-- start RECORDS TO PROCESS --
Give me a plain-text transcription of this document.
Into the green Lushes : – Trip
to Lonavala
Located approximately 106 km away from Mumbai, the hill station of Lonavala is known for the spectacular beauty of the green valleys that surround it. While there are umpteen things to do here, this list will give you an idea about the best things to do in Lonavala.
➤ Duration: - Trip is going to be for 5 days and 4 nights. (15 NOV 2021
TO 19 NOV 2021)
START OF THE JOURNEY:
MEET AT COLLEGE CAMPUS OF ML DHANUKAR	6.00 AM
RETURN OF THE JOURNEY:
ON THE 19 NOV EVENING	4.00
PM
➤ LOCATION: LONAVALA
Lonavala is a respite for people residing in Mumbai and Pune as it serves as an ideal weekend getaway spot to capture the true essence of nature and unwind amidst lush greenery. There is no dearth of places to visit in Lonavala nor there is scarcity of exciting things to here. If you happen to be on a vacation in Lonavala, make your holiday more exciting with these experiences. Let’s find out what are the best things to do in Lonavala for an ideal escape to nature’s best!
-- end RECORDS TO PROCESS --
● **EXERCISE GOAL**:
Across the entries, how many lines hold the word "JOURNEY"? Say only the number.

● **OUTPUT BELOW**:
2